[Do this]
Pick out every line of the entries below where "Signage" occurs, and copy those lines.

[Given information]
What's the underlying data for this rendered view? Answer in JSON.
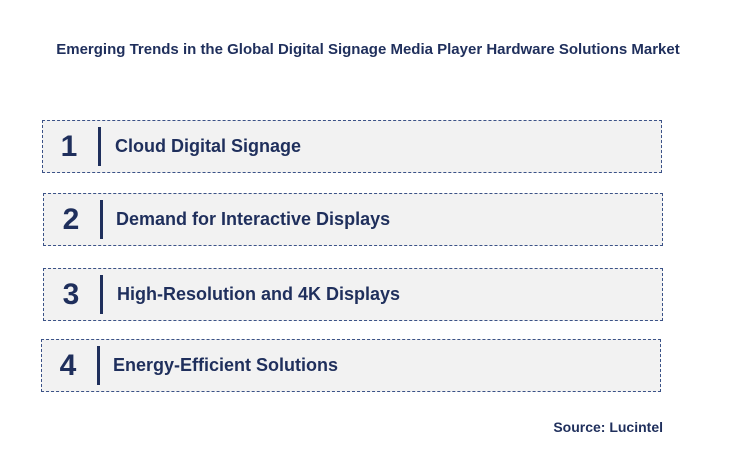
{
  "title": "Emerging Trends in the Global Digital Signage Media Player Hardware Solutions Market",
  "trends": [
    {
      "number": "1",
      "label": "Cloud Digital Signage"
    },
    {
      "number": "2",
      "label": "Demand for Interactive Displays"
    },
    {
      "number": "3",
      "label": "High-Resolution and 4K Displays"
    },
    {
      "number": "4",
      "label": "Energy-Efficient Solutions"
    }
  ],
  "source": "Source: Lucintel"
}
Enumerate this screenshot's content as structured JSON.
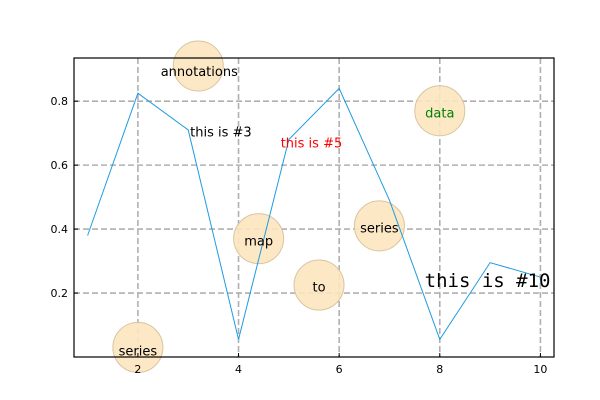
{
  "chart_data": {
    "type": "line",
    "title": "",
    "xlabel": "",
    "ylabel": "",
    "xlim": [
      0.73,
      10.27
    ],
    "ylim": [
      0.0,
      0.935
    ],
    "x_ticks": [
      2,
      4,
      6,
      8,
      10
    ],
    "x_tick_labels": [
      "2",
      "4",
      "6",
      "8",
      "10"
    ],
    "y_ticks": [
      0.2,
      0.4,
      0.6,
      0.8
    ],
    "y_tick_labels": [
      "0.2",
      "0.4",
      "0.6",
      "0.8"
    ],
    "grid": true,
    "grid_style": "dashed",
    "series": [
      {
        "color": "#1f9be0",
        "x": [
          1,
          2,
          3,
          4,
          5,
          6,
          7,
          8,
          9,
          10
        ],
        "y": [
          0.38,
          0.825,
          0.71,
          0.055,
          0.68,
          0.84,
          0.49,
          0.055,
          0.295,
          0.25
        ]
      }
    ],
    "bubbles": [
      {
        "x": 3.2,
        "y": 0.91
      },
      {
        "x": 2.0,
        "y": 0.03
      },
      {
        "x": 4.4,
        "y": 0.37
      },
      {
        "x": 5.6,
        "y": 0.225
      },
      {
        "x": 6.8,
        "y": 0.41
      },
      {
        "x": 8.0,
        "y": 0.77
      }
    ],
    "bubble_color": "#fde5bf",
    "annotations": [
      {
        "text": "annotations",
        "x": 3.22,
        "y": 0.895,
        "color": "#000000",
        "style": "normal"
      },
      {
        "text": "this is #3",
        "x": 3.65,
        "y": 0.705,
        "color": "#000000",
        "style": "normal"
      },
      {
        "text": "this is #5",
        "x": 5.45,
        "y": 0.67,
        "color": "#ff0000",
        "style": "normal"
      },
      {
        "text": "data",
        "x": 8.0,
        "y": 0.765,
        "color": "#008000",
        "style": "normal"
      },
      {
        "text": "map",
        "x": 4.4,
        "y": 0.365,
        "color": "#000000",
        "style": "normal"
      },
      {
        "text": "series",
        "x": 6.8,
        "y": 0.405,
        "color": "#000000",
        "style": "normal"
      },
      {
        "text": "to",
        "x": 5.6,
        "y": 0.22,
        "color": "#000000",
        "style": "normal"
      },
      {
        "text": "series",
        "x": 2.0,
        "y": 0.02,
        "color": "#000000",
        "style": "normal"
      },
      {
        "text": "this is #10",
        "x": 8.95,
        "y": 0.235,
        "color": "#000000",
        "style": "mono"
      }
    ]
  }
}
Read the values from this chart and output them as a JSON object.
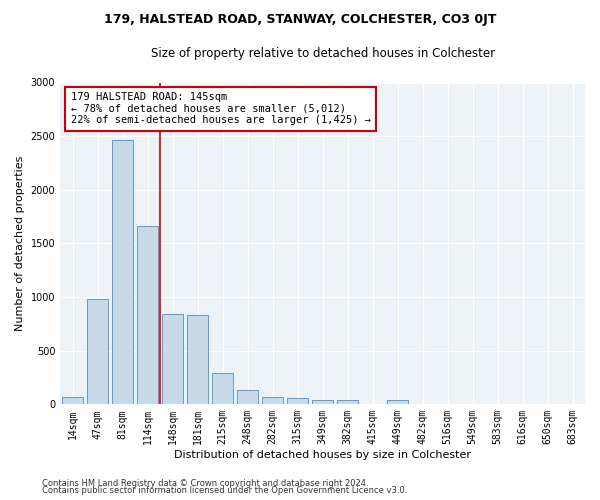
{
  "title": "179, HALSTEAD ROAD, STANWAY, COLCHESTER, CO3 0JT",
  "subtitle": "Size of property relative to detached houses in Colchester",
  "xlabel": "Distribution of detached houses by size in Colchester",
  "ylabel": "Number of detached properties",
  "footnote1": "Contains HM Land Registry data © Crown copyright and database right 2024.",
  "footnote2": "Contains public sector information licensed under the Open Government Licence v3.0.",
  "annotation_line1": "179 HALSTEAD ROAD: 145sqm",
  "annotation_line2": "← 78% of detached houses are smaller (5,012)",
  "annotation_line3": "22% of semi-detached houses are larger (1,425) →",
  "bar_color": "#c9d9e8",
  "bar_edge_color": "#5b9bd5",
  "vline_color": "#cc0000",
  "bg_color": "#edf2f7",
  "categories": [
    "14sqm",
    "47sqm",
    "81sqm",
    "114sqm",
    "148sqm",
    "181sqm",
    "215sqm",
    "248sqm",
    "282sqm",
    "315sqm",
    "349sqm",
    "382sqm",
    "415sqm",
    "449sqm",
    "482sqm",
    "516sqm",
    "549sqm",
    "583sqm",
    "616sqm",
    "650sqm",
    "683sqm"
  ],
  "values": [
    70,
    980,
    2460,
    1660,
    840,
    830,
    290,
    130,
    65,
    55,
    45,
    40,
    0,
    45,
    0,
    0,
    0,
    0,
    0,
    0,
    0
  ],
  "ylim": [
    0,
    3000
  ],
  "yticks": [
    0,
    500,
    1000,
    1500,
    2000,
    2500,
    3000
  ],
  "vline_pos": 3.5,
  "title_fontsize": 9,
  "subtitle_fontsize": 8.5,
  "ylabel_fontsize": 8,
  "xlabel_fontsize": 8,
  "tick_fontsize": 7,
  "footnote_fontsize": 6
}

[Output of the task]
  "title": "Emerging Trends in the Global Digital Signage Media Player Hardware Solutions Market",
      "label": "Cloud Digital Signage"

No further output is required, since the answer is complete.